Given problem: Take the material below and write it all out again exactly.

-- Start Information supplied --

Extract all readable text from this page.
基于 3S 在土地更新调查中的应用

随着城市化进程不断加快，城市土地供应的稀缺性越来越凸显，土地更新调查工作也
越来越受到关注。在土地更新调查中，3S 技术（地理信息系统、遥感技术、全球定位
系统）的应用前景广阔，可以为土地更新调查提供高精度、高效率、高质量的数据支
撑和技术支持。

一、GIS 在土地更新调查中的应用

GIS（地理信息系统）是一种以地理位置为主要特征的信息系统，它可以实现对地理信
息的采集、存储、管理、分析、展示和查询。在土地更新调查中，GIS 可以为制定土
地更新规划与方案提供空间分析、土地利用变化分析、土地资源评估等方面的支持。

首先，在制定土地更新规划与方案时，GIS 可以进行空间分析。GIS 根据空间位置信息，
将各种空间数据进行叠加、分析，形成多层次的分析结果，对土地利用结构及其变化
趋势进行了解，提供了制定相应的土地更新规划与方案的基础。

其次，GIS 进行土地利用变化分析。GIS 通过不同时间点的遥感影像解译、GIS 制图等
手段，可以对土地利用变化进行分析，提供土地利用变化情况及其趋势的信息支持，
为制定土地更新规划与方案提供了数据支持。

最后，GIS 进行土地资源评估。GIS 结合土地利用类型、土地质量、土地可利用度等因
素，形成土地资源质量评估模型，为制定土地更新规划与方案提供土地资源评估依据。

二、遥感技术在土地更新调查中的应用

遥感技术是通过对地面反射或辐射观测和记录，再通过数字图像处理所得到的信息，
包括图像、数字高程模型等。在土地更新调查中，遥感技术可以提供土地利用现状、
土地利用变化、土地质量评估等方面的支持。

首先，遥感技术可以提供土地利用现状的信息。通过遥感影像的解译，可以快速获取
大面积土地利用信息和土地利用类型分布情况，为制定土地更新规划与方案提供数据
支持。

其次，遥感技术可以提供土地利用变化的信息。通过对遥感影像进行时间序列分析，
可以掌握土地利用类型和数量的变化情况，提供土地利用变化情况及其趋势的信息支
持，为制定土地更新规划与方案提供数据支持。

-- End Information supplied --

Solution to this exercise:
Extract all readable text from this page.
基于 3S 在土地更新调查中的应用

随着城市化进程不断加快，城市土地供应的稀缺性越来越凸显，土地更新调查工作也
越来越受到关注。在土地更新调查中，3S 技术（地理信息系统、遥感技术、全球定位
系统）的应用前景广阔，可以为土地更新调查提供高精度、高效率、高质量的数据支
撑和技术支持。

一、GIS 在土地更新调查中的应用

GIS（地理信息系统）是一种以地理位置为主要特征的信息系统，它可以实现对地理信
息的采集、存储、管理、分析、展示和查询。在土地更新调查中，GIS 可以为制定土
地更新规划与方案提供空间分析、土地利用变化分析、土地资源评估等方面的支持。

首先，在制定土地更新规划与方案时，GIS 可以进行空间分析。GIS 根据空间位置信息，
将各种空间数据进行叠加、分析，形成多层次的分析结果，对土地利用结构及其变化
趋势进行了解，提供了制定相应的土地更新规划与方案的基础。

其次，GIS 进行土地利用变化分析。GIS 通过不同时间点的遥感影像解译、GIS 制图等
手段，可以对土地利用变化进行分析，提供土地利用变化情况及其趋势的信息支持，
为制定土地更新规划与方案提供了数据支持。

最后，GIS 进行土地资源评估。GIS 结合土地利用类型、土地质量、土地可利用度等因
素，形成土地资源质量评估模型，为制定土地更新规划与方案提供土地资源评估依据。

二、遥感技术在土地更新调查中的应用

遥感技术是通过对地面反射或辐射观测和记录，再通过数字图像处理所得到的信息，
包括图像、数字高程模型等。在土地更新调查中，遥感技术可以提供土地利用现状、
土地利用变化、土地质量评估等方面的支持。

首先，遥感技术可以提供土地利用现状的信息。通过遥感影像的解译，可以快速获取
大面积土地利用信息和土地利用类型分布情况，为制定土地更新规划与方案提供数据
支持。

其次，遥感技术可以提供土地利用变化的信息。通过对遥感影像进行时间序列分析，
可以掌握土地利用类型和数量的变化情况，提供土地利用变化情况及其趋势的信息支
持，为制定土地更新规划与方案提供数据支持。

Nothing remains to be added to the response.